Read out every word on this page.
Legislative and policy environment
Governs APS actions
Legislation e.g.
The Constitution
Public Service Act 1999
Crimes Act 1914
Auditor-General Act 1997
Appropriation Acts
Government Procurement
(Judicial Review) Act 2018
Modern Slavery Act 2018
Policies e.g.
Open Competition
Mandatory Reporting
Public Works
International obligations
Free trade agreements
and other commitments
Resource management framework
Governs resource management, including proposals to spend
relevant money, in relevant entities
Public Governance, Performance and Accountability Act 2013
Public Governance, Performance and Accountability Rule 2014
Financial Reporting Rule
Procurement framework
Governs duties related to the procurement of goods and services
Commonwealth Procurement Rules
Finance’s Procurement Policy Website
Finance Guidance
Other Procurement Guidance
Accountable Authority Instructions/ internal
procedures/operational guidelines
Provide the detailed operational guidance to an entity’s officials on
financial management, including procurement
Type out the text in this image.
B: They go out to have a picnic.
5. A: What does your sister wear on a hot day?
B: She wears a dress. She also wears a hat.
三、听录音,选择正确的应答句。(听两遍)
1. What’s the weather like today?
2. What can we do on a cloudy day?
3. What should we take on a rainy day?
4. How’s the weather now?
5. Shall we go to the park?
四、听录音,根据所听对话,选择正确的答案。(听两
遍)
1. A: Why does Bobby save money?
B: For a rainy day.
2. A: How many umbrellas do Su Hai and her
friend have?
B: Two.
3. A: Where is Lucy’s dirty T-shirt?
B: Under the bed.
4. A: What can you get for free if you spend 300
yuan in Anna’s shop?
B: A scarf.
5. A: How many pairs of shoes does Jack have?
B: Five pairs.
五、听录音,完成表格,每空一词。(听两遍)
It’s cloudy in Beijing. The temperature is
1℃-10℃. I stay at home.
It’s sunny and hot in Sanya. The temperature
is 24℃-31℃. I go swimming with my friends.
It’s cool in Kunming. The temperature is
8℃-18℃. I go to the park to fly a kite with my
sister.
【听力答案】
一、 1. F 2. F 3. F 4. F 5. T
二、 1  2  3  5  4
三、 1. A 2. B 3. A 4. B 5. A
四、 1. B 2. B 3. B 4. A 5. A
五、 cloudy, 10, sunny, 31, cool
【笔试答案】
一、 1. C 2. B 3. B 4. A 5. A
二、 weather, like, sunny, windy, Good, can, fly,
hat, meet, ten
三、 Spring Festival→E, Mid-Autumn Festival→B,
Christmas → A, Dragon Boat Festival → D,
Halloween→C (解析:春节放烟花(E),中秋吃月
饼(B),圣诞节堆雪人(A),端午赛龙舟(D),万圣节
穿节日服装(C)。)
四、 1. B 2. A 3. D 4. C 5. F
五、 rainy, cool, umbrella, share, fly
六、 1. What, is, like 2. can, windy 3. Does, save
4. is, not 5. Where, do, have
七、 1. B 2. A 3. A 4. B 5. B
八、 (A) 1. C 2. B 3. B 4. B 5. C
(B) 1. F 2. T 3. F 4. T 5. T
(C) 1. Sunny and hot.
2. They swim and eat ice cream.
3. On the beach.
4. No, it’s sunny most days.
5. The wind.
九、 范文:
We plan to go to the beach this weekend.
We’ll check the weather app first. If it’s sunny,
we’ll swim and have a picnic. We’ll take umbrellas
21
-*-*-
[Stated exercise]:
Find the word "cool" and list each line it appears in.

[In response]:
It’s cool in Kunming. The temperature is
五、 cloudy, 10, sunny, 31, cool
五、 rainy, cool, umbrella, share, fly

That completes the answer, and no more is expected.